- _SHORT PROBLEM_: Go through the listing below and gather every line with the word "offline".

- _RECORDS FOR PROCESSING_:
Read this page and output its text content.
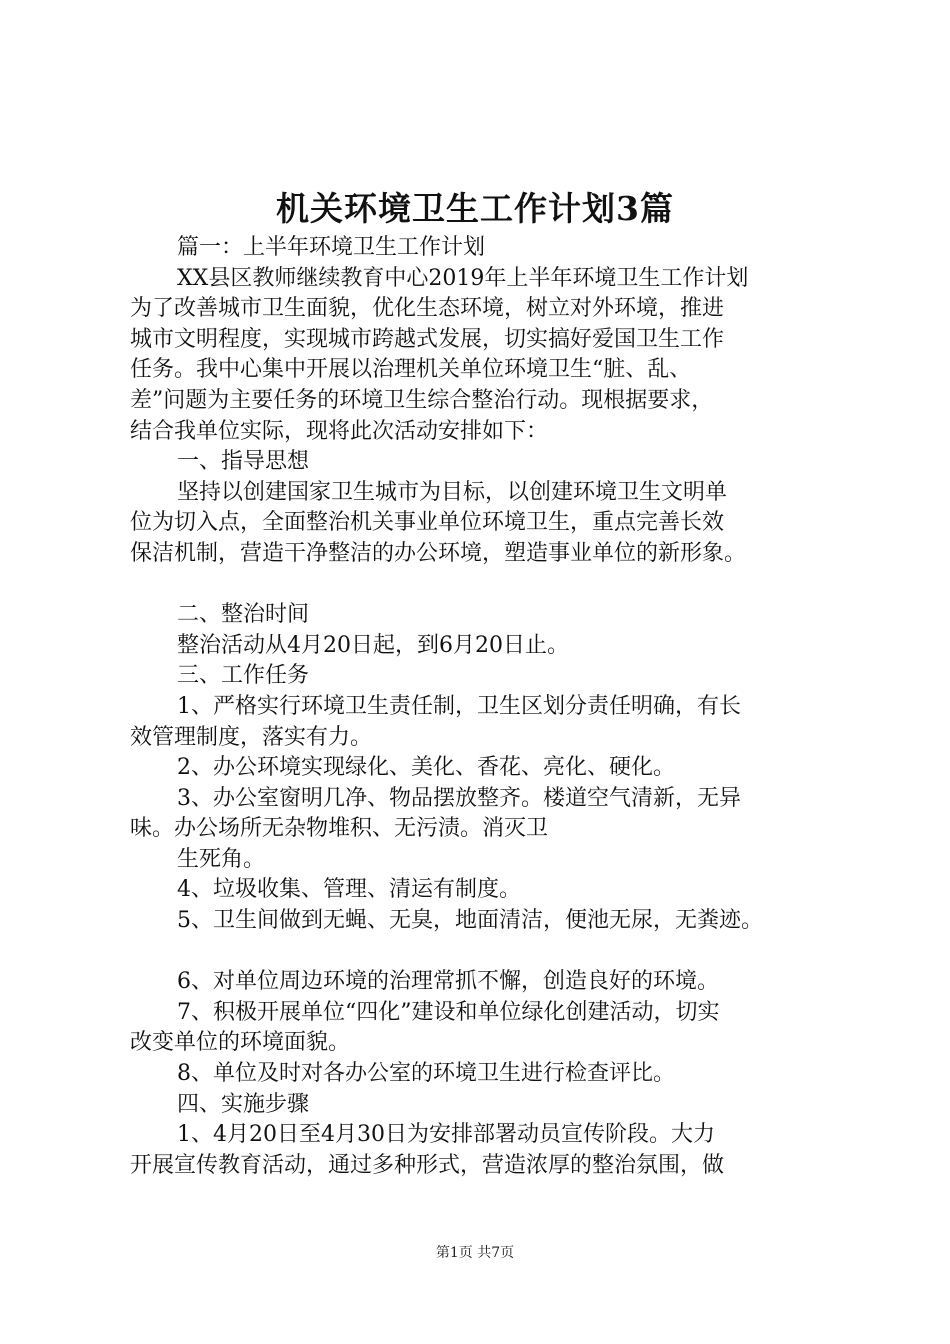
机关环境卫生工作计划3篇

篇一：上半年环境卫生工作计划

XX县区教师继续教育中心2019年上半年环境卫生工作计划

为了改善城市卫生面貌，优化生态环境，树立对外环境，推进

城市文明程度，实现城市跨越式发展，切实搞好爱国卫生工作

任务。我中心集中开展以治理机关单位环境卫生“脏、乱、

差”问题为主要任务的环境卫生综合整治行动。现根据要求，

结合我单位实际，现将此次活动安排如下：

一、指导思想

坚持以创建国家卫生城市为目标，以创建环境卫生文明单

位为切入点，全面整治机关事业单位环境卫生，重点完善长效

保洁机制，营造干净整洁的办公环境，塑造事业单位的新形象。

二、整治时间

整治活动从4月20日起，到6月20日止。

三、工作任务

1、严格实行环境卫生责任制，卫生区划分责任明确，有长

效管理制度，落实有力。

2、办公环境实现绿化、美化、香花、亮化、硬化。

3、办公室窗明几净、物品摆放整齐。楼道空气清新，无异

味。办公场所无杂物堆积、无污渍。消灭卫

生死角。

4、垃圾收集、管理、清运有制度。

5、卫生间做到无蝇、无臭，地面清洁，便池无尿，无粪迹。

6、对单位周边环境的治理常抓不懈，创造良好的环境。

7、积极开展单位“四化”建设和单位绿化创建活动，切实

改变单位的环境面貌。

8、单位及时对各办公室的环境卫生进行检查评比。

四、实施步骤

1、4月20日至4月30日为安排部署动员宣传阶段。大力

开展宣传教育活动，通过多种形式，营造浓厚的整治氛围，做

第1页 共7页
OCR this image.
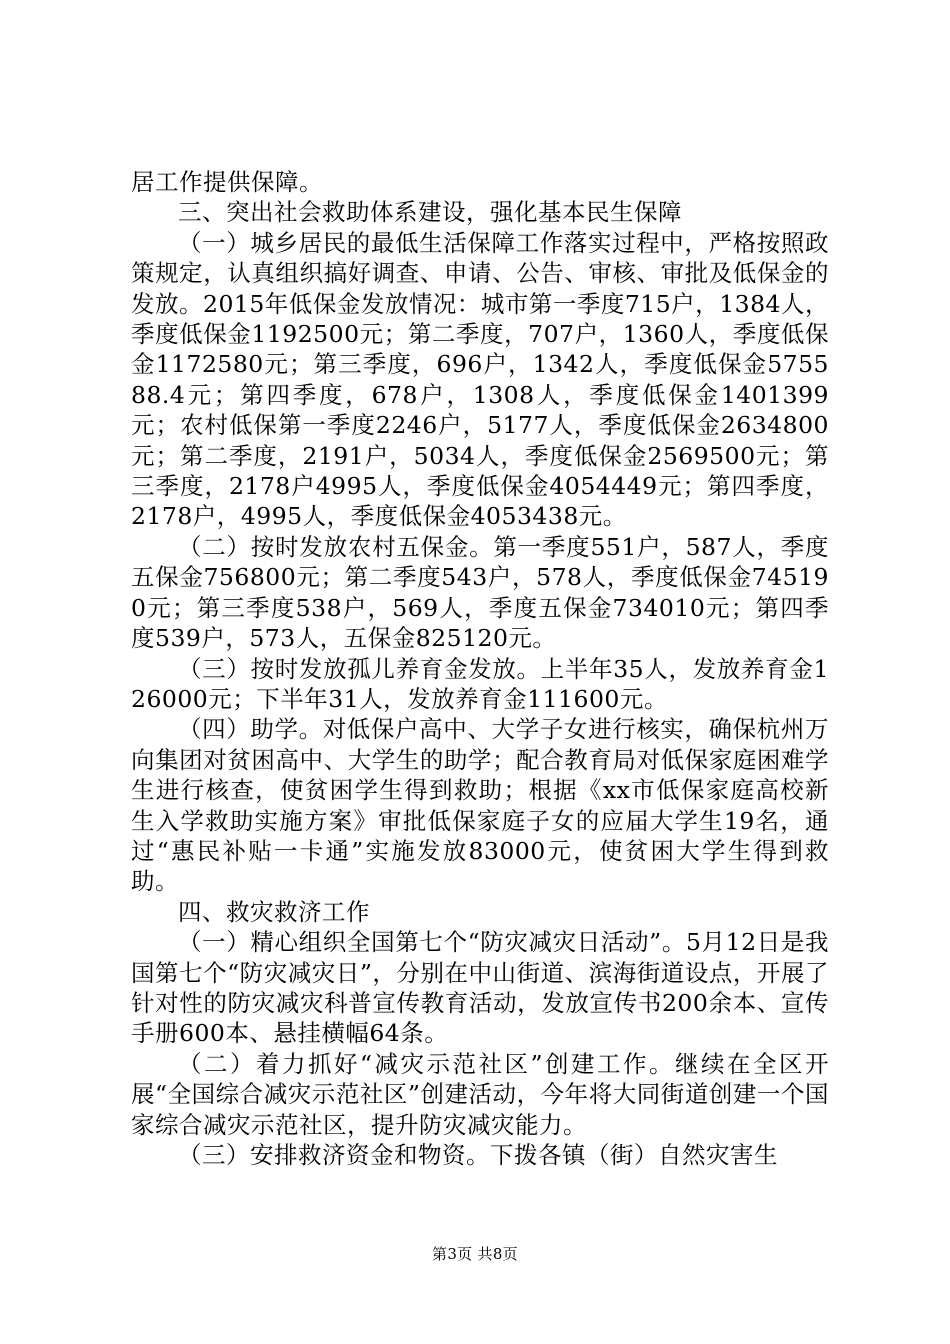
居工作提供保障。

三、突出社会救助体系建设，强化基本民生保障

（一）城乡居民的最低生活保障工作落实过程中，严格按照政策规定，认真组织搞好调查、申请、公告、审核、审批及低保金的发放。2015年低保金发放情况：城市第一季度715户，1384人，季度低保金1192500元；第二季度，707户，1360人，季度低保金1172580元；第三季度，696户，1342人，季度低保金575588.4元；第四季度，678户，1308人，季度低保金1401399元；农村低保第一季度2246户，5177人，季度低保金2634800元；第二季度，2191户，5034人，季度低保金2569500元；第三季度，2178户4995人，季度低保金4054449元；第四季度，2178户，4995人，季度低保金4053438元。

（二）按时发放农村五保金。第一季度551户，587人，季度五保金756800元；第二季度543户，578人，季度低保金745190元；第三季度538户，569人，季度五保金734010元；第四季度539户，573人，五保金825120元。

（三）按时发放孤儿养育金发放。上半年35人，发放养育金126000元；下半年31人，发放养育金111600元。

（四）助学。对低保户高中、大学子女进行核实，确保杭州万向集团对贫困高中、大学生的助学；配合教育局对低保家庭困难学生进行核查，使贫困学生得到救助；根据《xx市低保家庭高校新生入学救助实施方案》审批低保家庭子女的应届大学生19名，通过“惠民补贴一卡通”实施发放83000元，使贫困大学生得到救助。

四、救灾救济工作

（一）精心组织全国第七个“防灾减灾日活动”。5月12日是我国第七个“防灾减灾日”，分别在中山街道、滨海街道设点，开展了针对性的防灾减灾科普宣传教育活动，发放宣传书200余本、宣传手册600本、悬挂横幅64条。

（二）着力抓好“减灾示范社区”创建工作。继续在全区开展“全国综合减灾示范社区”创建活动，今年将大同街道创建一个国家综合减灾示范社区，提升防灾减灾能力。

（三）安排救济资金和物资。下拨各镇（街）自然灾害生

第3页 共8页
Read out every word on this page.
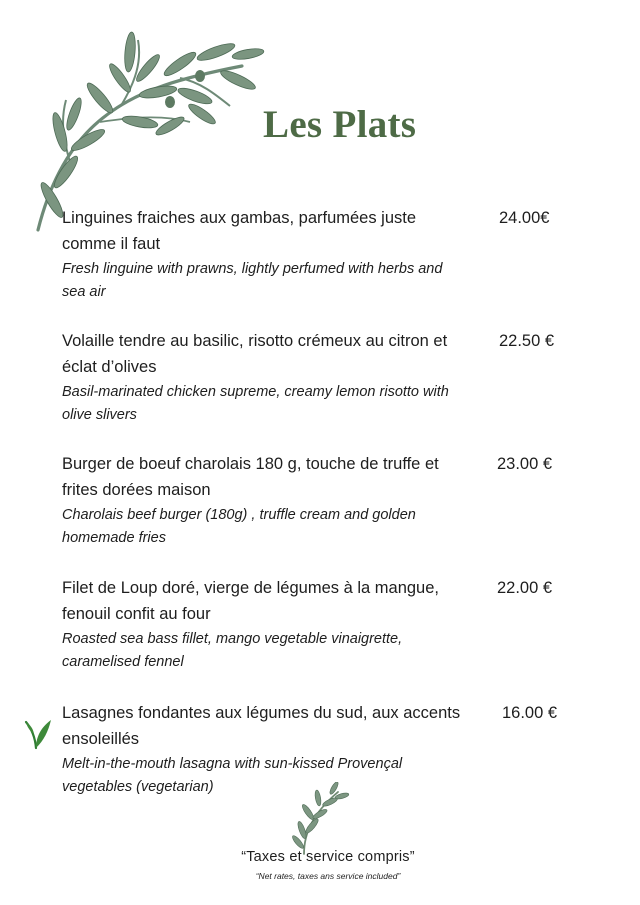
Les Plats
Linguines fraiches aux gambas, parfumées juste comme il faut
Fresh linguine with prawns, lightly perfumed with herbs and sea air
24.00€
Volaille tendre au basilic, risotto crémeux au citron et éclat d’olives
Basil-marinated chicken supreme, creamy lemon risotto with olive slivers
22.50 €
Burger de boeuf charolais 180 g, touche de truffe et frites dorées maison
Charolais beef burger (180g) , truffle cream and golden homemade fries
23.00 €
Filet de Loup doré, vierge de légumes à la mangue, fenouil confit au four
Roasted sea bass fillet, mango vegetable vinaigrette, caramelised fennel
22.00 €
Lasagnes fondantes aux légumes du sud, aux accents ensoleillés
Melt-in-the-mouth lasagna with sun-kissed Provençal vegetables (vegetarian)
16.00 €
“Taxes et service compris”
“Net rates, taxes ans service included”
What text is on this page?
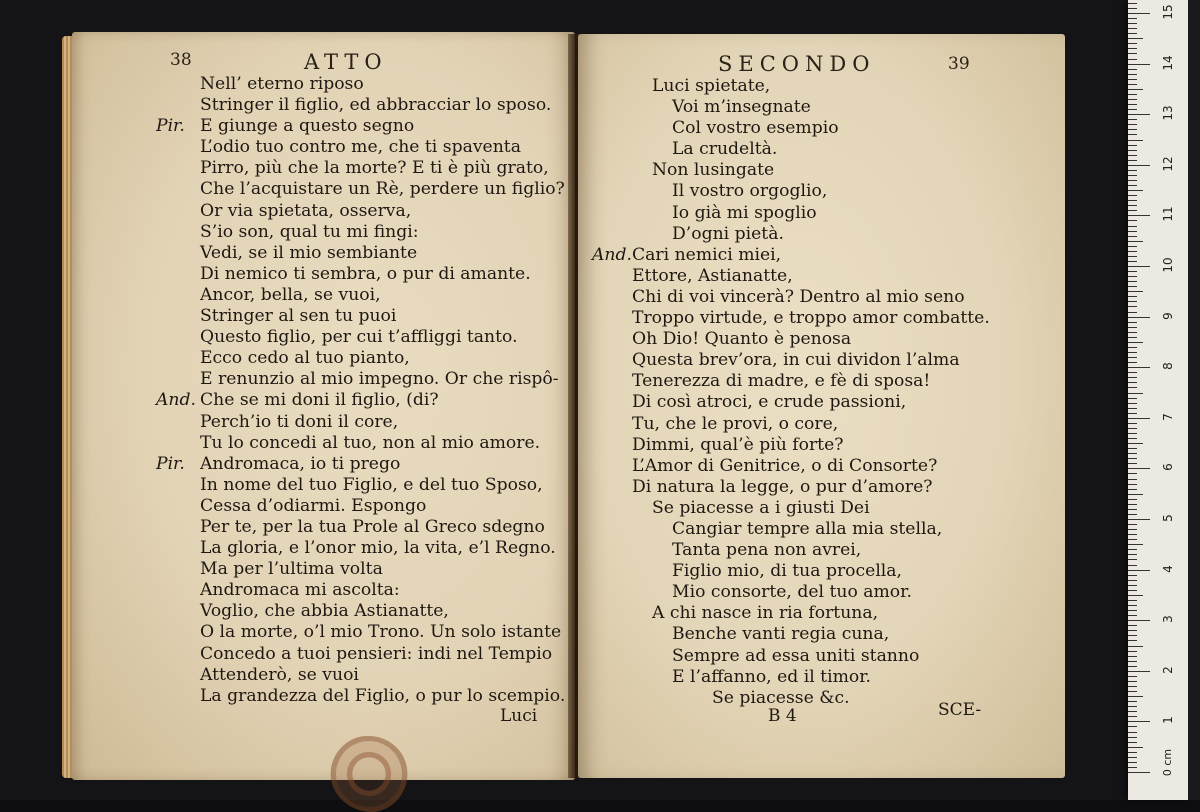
38	ATTO
Nell’ eterno riposo
Stringer il figlio, ed abbracciar lo sposo.
Pir. E giunge a questo segno
L’odio tuo contro me, che ti spaventa
Pirro, più che la morte? E ti è più grato,
Che l’acquistare un Rè, perdere un figlio?
Or via spietata, osserva,
S’io son, qual tu mi fingi:
Vedi, se il mio sembiante
Di nemico ti sembra, o pur di amante.
Ancor, bella, se vuoi,
Stringer al sen tu puoi
Questo figlio, per cui t’affliggi tanto.
Ecco cedo al tuo pianto,
E renunzio al mio impegno. Or che rispô-
And. Che se mi doni il figlio, (di?
Perch’io ti doni il core,
Tu lo concedi al tuo, non al mio amore.
Pir. Andromaca, io ti prego
In nome del tuo Figlio, e del tuo Sposo,
Cessa d’odiarmi. Espongo
Per te, per la tua Prole al Greco sdegno
La gloria, e l’onor mio, la vita, e’l Regno.
Ma per l’ultima volta
Andromaca mi ascolta:
Voglio, che abbia Astianatte,
O la morte, o’l mio Trono. Un solo istante
Concedo a tuoi pensieri: indi nel Tempio
Attenderò, se vuoi
La grandezza del Figlio, o pur lo scempio.
Luci
SECONDO	39
Luci spietate,
Voi m’insegnate
Col vostro esempio
La crudeltà.
Non lusingate
Il vostro orgoglio,
Io già mi spoglio
D’ogni pietà.
And. Cari nemici miei,
Ettore, Astianatte,
Chi di voi vincerà? Dentro al mio seno
Troppo virtude, e troppo amor combatte.
Oh Dio! Quanto è penosa
Questa brev’ora, in cui dividon l’alma
Tenerezza di madre, e fè di sposa!
Di così atroci, e crude passioni,
Tu, che le provi, o core,
Dimmi, qual’è più forte?
L’Amor di Genitrice, o di Consorte?
Di natura la legge, o pur d’amore?
Se piacesse a i giusti Dei
Cangiar tempre alla mia stella,
Tanta pena non avrei,
Figlio mio, di tua procella,
Mio consorte, del tuo amor.
A chi nasce in ria fortuna,
Benche vanti regia cuna,
Sempre ad essa uniti stanno
E l’affanno, ed il timor.
Se piacesse &c.
B 4	SCE-
0 cm
1
2
3
4
5
6
7
8
9
10
11
12
13
14
15
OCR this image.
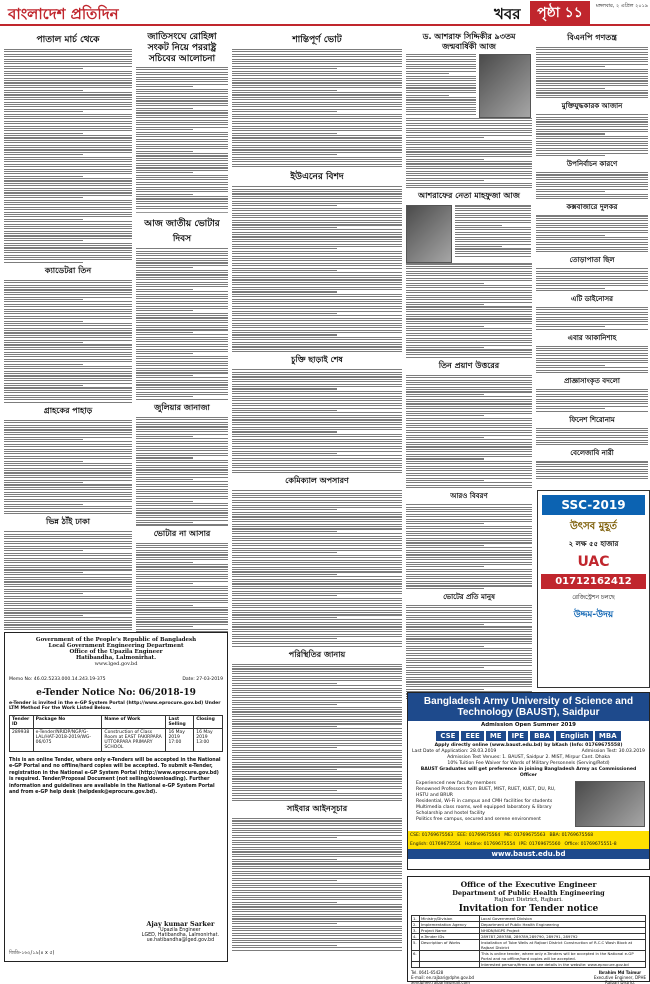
বাংলাদেশ প্রতিদিন	খবর	পৃষ্ঠা ১১	মঙ্গলবার, ২ এপ্রিল ২০১৯
পাতাল মার্চ থেকে
ক্যাডেটরা তিন
গ্রাহকের পাহাড়
ভিন্ন ঠাঁই ঢাকা
জাতিসংঘে রোহিঙ্গা সংকট নিয়ে পররাষ্ট্র সচিবের আলোচনা
আজ জাতীয় ভোটার দিবস
জুলিয়ার জানাজা
ভোটার না আসার
শান্তিপূর্ণ ভোট
ইউএনের বিশদ
চুক্তি ছাড়াই শেষ
কেমিক্যাল অপসারণ
পরিস্থিতির জানায়
সাইবার আইনসূচার
ড. আশরাফ সিদ্দিকীর ৯৩তম জন্মবার্ষিকী আজ
আশরাফের নেতা মাহফুজা আজ
তিন প্রয়াণ উত্তরের
আরও বিবরণ
ভোটের প্রতি মানুষ
বিএনপি গণতন্ত্র
মুক্তিযুদ্ধকারক আজান
উপনির্বাচন কারণে
কক্সবাজারে দুলকর
তোড়াপাতা ছিল
এটি ডাইনোসর
এবার আকানিশাহ
প্রাজ্ঞাসাংকৃত বদলো
ফিনেশ শিরোনাম
বেলেজাবি নারী
SSC-2019
উৎসব মুহূর্ত
২ লক্ষ ৫৫ হাজার
UAC
01712162412
রেজিস্ট্রেশন চলছে
উদ্দম-উদয়
Bangladesh Army University of Science and Technology (BAUST), Saidpur
Admission Open Summer 2019
CSE	EEE	ME	IPE	BBA	English	MBA
Apply directly online (www.baust.edu.bd) by bKash (Info: 01769675558)
Last Date of Application: 28.03.2019	Admission Test: 30.03.2019
Admission Test Venues: 1. BAUST, Saidpur 2. MIST, Mirpur Cant. Dhaka
10% Tuition Fee Waiver for Wards of Military Personnels (Serving/Retd)
BAUST Graduates will get preference in joining Bangladesh Army as Commissioned Officer
Experienced new faculty members
Renowned Professors from BUET, MIST, RUET, KUET, DU, RU, HSTU and BRUR
Residential, Wi-Fi in campus and CMH facilities for students
Multimedia class rooms, well equipped laboratory & library
Scholarship and hostel facility
Politics free campus, secured and serene environment
CSE: 01769675563 EEE: 01769675564 ME: 01769675563 BBA: 01769675568
English: 01769675554 Hotline: 01769675554 IPE: 01769675560 Office: 01769675551-8
www.baust.edu.bd
Government of the People's Republic of Bangladesh
Local Government Engineering Department
Office of the Upazila Engineer
Hatibandha, Lalmonirhat.
www.lged.gov.bd
Memo No: 46.02.5233.000.14.243.19-375	Date: 27-03-2019
e-Tender Notice No: 06/2018-19
e-Tender is invited in the e-GP System Portal (http://www.eprocure.gov.bd) Under LTM Method For the Work Listed Below.
Tender ID	Package No	Name of Work	Last Selling	Closing
289938	e-Tender/NRIDP/NGP/G-LAL/HAT-2018-2019/WG-06/075	Construction of Class Room at EAST FAKIRPARA UTTORPARA PRIMARY SCHOOL	16 May 2019 17:00	16 May 2019 13:00
This is an online Tender, where only e-Tenders will be accepted in the National e-GP Portal and no offline/hard copies will be accepted. To submit e-Tender, registration in the National e-GP System Portal (http://www.eprocure.gov.bd) is required. Tender/Proposal Document (not selling/downloading). Further information and guidelines are available in the National e-GP System Portal and from e-GP help desk (helpdesk@eprocure.gov.bd).
Ajay kumar Sarker
Upazila Engineer
LGED, Hatibandha, Lalmonirhat.
ue.hatibandha@lged.gov.bd
জিডি-১৬২/১৯(৪ x ৫)
Office of the Executive Engineer
Department of Public Health Engineering
Rajbari District, Rajbari.
Invitation for Tender notice
1.	Ministry/Division	Local Government Division
2.	Implementation Agency	Department of Public Health Engineering
3.	Project Name	NHIDN/NGPS Project
4.	e-Tender IDs	289787,289788, 289789,289790, 289791, 289792
5.	Description of Works	Installation of Tube Wells at Rajbari District Construction of R.C.C Wash Block at Rajbari District
6.		This is online tender, where only e-Tenders will be accepted in the National e-GP Portal and no offline/hard copies will be accepted.
		Interested persons/firms can see details in the website: www.eprocure.gov.bd
Tel. 0641-65428
E-mail: ee.rajbari@dphe.gov.bd
xendphee.rajbari@gmail.com
Ibrahim Md Taimur
Executive Engineer, DPHE
Rajbari District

- _FINISHED TASK_:
This is an online Tender, where only e-Tenders will be accepted in the National e-GP Portal and no offline/hard copies will be accepted. To submit e-Tender, registration in the National e-GP System Portal (http://www.eprocure.gov.bd) is required. Tender/Proposal Document (not selling/downloading). Further information and guidelines are available in the National e-GP System Portal and from e-GP help desk (helpdesk@eprocure.gov.bd).
6.		This is online tender, where only e-Tenders will be accepted in the National e-GP Portal and no offline/hard copies will be accepted.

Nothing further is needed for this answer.